BEGIN SELECTED TEXT

A Word to the Wise

lightstock_167589_medium_user_7997290“Not many wise….” (1 Cor. 1:26) Paul observed that not many wise people (as viewed from the perspective of society) were followers of Jesus Christ in his day.  Nothing much has changed since then. So, here is a word to the wise.

The verse above is qualified as follows: “not many wise according to the flesh.” In the Greek, “flesh” means “carnal” – “of human origin or empowerment.”[i]

The common conception persists, especially among the intelligentsia, that earnest believers in God are ignorant, simple, naive and uneducated on the whole. The stereotype seems to fit when you look at academia, the scientific community and the upper echelon of the intelligent, wealthy and powerful people in the world.

Paul, however, was a brilliant man. Anyone who reads his writings can see the philosophical depth. The valedictorian in my college class, with a perfect 4.0 grade point average, was a triple major in Physics, Russian and Philosophy; she was also a believer. I was the salutatorian of my law school class. Not everyone fits the stereotype.

It is true that a higher percentage of “smart” people are not believers compared to people of lesser intelligence (or apparently lesser intelligence). The difference, though, has nothing to do with intelligence. The smarter a person is compared to others, the more apt a person is to rely on that intelligence rather than the intelligence of other people; a smart person is also more likely to rely on his own wisdom rather than the wisdom of God. The same is true of the wealthy and the powerful.

In a world that is governed by the intelligent, the wealthy and the powerful, conventional wisdom, political thought and philosophical thinking reflects human empowerment and origin, not God’s.

That is why the wisdom of God seems like foolishness to the world and those who live according to the dictates, the ideals and the conventional wisdom of the present time in which they live. It does not matter what is trending or the predominant thinking of the era, the common denominator is not the substance of that thinking. The conventional thinking that predominates now will change, and it has changed over time. The common denominator is that men trust their own judgement, their own wisdom, rather than God’s.

Not many wise men according to conventional wisdom of the world in which they live become believers in God. The Scripture instructs the would-be believer to “lean not on your own understanding.” (Prov. 3:5) Of necessity, the man or woman of God must abandon the wisdom of the age and latch on to the wisdom that comes from above in order to be a follower of God.

END SELECTED TEXT

● WORK ORDER A
Using "A Word to the Wise," decide whether each statement agrees with the text, and support each yes or no with the deciding words quoted from it: (i) The valedictorian described was a triple major in Physics, Russian and Philosophy. (ii) The author was the valedictorian of a law school class. (iii) The text holds that the gap in belief between smarter people and others comes from intelligence itself.
● WORK ORDER B
Extend "A Word to the Wise" past its final sentence, keeping its voice and line of argument.

BEGIN PROVIDED DATA

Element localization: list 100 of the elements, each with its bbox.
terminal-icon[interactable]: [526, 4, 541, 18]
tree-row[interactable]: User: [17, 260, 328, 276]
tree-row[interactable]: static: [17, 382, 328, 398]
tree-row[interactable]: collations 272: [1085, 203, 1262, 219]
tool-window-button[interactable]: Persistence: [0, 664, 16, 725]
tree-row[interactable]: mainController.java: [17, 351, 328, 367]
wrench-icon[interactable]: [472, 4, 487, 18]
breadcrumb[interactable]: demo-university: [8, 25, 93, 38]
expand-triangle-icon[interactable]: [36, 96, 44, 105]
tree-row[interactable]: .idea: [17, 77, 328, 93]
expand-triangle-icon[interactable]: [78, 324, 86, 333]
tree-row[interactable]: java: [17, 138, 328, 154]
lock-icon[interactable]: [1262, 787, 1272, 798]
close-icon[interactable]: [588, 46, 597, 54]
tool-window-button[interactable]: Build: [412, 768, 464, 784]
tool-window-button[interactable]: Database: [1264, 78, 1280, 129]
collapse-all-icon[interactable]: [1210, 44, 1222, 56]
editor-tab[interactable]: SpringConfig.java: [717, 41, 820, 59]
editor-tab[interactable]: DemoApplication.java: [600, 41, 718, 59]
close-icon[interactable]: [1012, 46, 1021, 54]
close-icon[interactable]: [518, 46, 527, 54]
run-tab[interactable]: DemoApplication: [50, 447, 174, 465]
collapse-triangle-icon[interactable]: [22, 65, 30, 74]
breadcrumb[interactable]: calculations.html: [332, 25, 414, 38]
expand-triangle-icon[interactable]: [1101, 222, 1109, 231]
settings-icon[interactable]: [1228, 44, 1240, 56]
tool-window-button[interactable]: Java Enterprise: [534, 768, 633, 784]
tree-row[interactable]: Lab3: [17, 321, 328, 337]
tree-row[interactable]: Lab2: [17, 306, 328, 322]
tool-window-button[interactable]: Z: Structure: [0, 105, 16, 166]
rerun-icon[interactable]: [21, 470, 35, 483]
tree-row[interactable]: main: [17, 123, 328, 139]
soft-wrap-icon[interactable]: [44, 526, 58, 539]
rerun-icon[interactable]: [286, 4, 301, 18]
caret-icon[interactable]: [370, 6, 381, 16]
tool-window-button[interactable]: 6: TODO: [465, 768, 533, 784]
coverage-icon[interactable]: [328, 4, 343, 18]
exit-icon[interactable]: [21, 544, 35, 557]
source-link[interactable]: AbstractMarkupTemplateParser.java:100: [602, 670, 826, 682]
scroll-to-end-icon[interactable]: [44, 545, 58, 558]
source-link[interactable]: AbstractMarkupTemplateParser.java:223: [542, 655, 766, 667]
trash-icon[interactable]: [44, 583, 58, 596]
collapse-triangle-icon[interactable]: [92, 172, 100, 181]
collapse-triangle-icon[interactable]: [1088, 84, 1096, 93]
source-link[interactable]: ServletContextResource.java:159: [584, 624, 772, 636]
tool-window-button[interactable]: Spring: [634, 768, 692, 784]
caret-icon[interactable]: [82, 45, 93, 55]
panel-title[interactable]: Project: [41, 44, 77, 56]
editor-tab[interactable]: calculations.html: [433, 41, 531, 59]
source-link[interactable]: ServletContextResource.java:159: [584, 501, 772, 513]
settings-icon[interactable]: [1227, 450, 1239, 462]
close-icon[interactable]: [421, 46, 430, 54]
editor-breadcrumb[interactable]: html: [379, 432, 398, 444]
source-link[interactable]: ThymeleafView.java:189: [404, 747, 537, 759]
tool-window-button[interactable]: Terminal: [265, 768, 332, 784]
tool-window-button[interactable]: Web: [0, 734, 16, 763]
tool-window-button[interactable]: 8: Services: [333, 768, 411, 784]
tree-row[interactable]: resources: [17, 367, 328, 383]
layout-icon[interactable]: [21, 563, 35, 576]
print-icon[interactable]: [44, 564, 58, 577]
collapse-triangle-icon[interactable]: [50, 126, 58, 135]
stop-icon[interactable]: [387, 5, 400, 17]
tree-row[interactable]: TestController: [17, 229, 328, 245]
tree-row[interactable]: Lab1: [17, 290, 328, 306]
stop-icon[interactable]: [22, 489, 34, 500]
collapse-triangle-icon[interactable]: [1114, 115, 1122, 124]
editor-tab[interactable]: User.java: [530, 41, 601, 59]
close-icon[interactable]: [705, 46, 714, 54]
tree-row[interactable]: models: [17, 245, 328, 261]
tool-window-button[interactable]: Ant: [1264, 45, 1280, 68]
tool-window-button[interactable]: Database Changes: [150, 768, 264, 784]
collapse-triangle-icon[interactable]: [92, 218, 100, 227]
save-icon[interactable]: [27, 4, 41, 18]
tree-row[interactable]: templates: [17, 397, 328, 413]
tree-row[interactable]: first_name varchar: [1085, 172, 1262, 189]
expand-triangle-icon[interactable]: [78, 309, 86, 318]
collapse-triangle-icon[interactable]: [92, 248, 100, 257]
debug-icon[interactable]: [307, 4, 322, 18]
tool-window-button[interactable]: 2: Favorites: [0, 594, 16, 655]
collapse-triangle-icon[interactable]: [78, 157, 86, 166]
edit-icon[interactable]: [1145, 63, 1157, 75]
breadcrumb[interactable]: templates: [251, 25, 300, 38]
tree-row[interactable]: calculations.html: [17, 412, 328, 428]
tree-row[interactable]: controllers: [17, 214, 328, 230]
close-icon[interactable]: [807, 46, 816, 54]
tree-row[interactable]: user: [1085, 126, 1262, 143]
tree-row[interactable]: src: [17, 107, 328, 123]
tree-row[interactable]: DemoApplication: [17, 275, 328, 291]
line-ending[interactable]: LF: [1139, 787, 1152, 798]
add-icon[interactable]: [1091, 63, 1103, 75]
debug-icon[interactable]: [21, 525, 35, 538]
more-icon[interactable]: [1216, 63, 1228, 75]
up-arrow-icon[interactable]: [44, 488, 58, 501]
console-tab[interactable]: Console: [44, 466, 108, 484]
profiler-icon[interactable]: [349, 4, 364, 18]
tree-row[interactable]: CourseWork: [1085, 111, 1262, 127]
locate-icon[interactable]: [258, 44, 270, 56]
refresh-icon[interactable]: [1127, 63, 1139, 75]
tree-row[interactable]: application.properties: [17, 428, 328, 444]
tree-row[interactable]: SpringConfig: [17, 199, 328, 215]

END PROVIDED DATA

● ANSWER SECTION A
(i) Yes: "was a triple major in Physics, Russian and Philosophy"
(ii) No: "I was the salutatorian of my law school class."
(iii) No: "The difference, though, has nothing to do with intelligence."

● ANSWER SECTION B
The wisdom of God has little to do with raw intelligence, but it has everything to do with the willingness to yield one’s self to God and His wisdom. It has everything to do with the willingness to take up the cross and follow Jesus.

It is not that smart people cannot grasp the gospel; it is not that unintelligent people are the only ones who believe; intelligent people have a harder time letting go of that superior position in the world to accept Jesus who said, “Come follow me where the first will be last and the greatest will be the servant of all.” (Consider the rich young ruler.)

The first shall be last, and the last shall be first. (Matt. 20:16) That is the wisdom of God, but God’s wisdom is foolishness to the world that is ruled by the intelligent, the rich and the powerful. They fall into the trap of comparing themselves to others, rather than God. They like their status in the world.

In the end, however, the difference between the first and the last among men is utterly insignificant.The only thing that will matter in the end is that we traded our wisdom for God’s wisdom and all the riches that God has to give.


[i] Sarks – properly, flesh (“carnal”), merely of human origin or empowerment.Sarks is generally negatively used of decisions (actions) done according to self, i.e. apart from faith (not of God’s inworking and empowerment…. In short, flesh generally relates to unaided human effort, i.e. decisions (actions) that originate from self or are empowered by self. These are carnal (“of the flesh”) because they proceed out of the untouched (unchanged) part of us, i.e. what is not transformed by God.